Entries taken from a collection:

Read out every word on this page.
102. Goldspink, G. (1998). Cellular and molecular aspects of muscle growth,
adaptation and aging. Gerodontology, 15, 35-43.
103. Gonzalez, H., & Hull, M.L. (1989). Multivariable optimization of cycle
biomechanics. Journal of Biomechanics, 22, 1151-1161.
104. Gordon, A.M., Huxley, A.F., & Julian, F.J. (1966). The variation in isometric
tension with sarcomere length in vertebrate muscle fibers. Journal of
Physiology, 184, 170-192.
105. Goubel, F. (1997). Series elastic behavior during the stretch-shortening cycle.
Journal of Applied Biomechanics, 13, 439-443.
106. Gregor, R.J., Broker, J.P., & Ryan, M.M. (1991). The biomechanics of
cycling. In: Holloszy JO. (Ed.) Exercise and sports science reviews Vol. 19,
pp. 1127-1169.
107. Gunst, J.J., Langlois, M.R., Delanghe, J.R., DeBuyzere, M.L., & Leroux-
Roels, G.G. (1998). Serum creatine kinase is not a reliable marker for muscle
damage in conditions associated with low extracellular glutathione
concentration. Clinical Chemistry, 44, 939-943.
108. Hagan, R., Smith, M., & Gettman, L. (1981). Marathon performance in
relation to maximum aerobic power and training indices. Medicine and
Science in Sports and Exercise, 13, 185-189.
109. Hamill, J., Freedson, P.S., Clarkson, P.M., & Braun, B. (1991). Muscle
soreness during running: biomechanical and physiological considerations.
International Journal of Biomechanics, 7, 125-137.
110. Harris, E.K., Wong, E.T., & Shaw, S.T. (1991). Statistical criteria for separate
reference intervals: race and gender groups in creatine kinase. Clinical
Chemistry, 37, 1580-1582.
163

...

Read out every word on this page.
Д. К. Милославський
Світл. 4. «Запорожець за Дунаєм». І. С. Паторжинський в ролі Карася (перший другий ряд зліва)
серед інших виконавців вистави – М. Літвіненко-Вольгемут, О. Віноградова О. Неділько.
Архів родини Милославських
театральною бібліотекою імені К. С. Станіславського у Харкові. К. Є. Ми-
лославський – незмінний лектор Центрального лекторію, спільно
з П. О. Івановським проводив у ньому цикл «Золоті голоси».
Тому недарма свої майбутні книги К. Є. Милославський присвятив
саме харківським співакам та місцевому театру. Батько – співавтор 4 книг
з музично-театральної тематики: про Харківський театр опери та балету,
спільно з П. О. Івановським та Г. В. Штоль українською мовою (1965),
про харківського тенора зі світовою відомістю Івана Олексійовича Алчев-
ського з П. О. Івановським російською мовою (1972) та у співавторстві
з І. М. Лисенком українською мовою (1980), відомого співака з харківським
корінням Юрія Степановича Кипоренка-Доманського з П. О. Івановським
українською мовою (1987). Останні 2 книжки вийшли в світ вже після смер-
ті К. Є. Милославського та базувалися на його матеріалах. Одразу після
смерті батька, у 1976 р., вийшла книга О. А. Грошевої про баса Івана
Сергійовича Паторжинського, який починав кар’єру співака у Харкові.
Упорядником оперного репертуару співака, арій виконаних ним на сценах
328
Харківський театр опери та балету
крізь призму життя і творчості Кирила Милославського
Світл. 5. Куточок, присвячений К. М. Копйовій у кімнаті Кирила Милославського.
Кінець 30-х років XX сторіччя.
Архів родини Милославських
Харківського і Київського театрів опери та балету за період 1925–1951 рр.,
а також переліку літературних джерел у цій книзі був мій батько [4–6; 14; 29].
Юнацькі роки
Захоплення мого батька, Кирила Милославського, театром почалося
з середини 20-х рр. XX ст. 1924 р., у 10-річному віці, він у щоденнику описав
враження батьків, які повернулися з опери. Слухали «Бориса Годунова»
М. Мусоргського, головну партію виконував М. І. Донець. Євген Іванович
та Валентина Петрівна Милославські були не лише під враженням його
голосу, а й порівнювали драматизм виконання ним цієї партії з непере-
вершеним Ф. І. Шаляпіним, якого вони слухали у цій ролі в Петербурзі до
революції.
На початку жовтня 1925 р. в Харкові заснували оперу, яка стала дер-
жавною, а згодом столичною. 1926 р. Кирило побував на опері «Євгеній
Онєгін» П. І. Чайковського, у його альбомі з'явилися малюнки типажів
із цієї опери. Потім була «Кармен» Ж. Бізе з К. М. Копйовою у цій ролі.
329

--

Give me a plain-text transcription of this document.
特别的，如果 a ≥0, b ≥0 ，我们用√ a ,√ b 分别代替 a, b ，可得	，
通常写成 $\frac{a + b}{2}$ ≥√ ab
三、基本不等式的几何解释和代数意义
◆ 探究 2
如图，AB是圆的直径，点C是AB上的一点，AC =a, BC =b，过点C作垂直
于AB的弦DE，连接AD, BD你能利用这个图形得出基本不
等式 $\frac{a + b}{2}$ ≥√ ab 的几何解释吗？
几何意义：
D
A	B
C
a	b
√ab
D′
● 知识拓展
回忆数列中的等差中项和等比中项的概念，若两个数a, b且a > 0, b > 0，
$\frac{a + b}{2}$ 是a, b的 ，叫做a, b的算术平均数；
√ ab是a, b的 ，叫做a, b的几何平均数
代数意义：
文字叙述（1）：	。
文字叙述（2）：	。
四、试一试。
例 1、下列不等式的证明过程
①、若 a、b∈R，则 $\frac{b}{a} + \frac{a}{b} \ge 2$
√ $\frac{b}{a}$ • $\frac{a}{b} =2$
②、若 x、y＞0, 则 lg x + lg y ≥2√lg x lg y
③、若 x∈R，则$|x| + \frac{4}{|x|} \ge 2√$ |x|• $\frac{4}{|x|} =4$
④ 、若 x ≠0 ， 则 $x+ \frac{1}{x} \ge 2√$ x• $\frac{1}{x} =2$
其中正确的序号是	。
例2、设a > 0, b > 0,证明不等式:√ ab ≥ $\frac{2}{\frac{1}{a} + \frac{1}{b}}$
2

## YOUR INSTRUCTIONS
Return only the count of lines in the records that hold the word "frac".

## OUTPUT OF THE TASK
8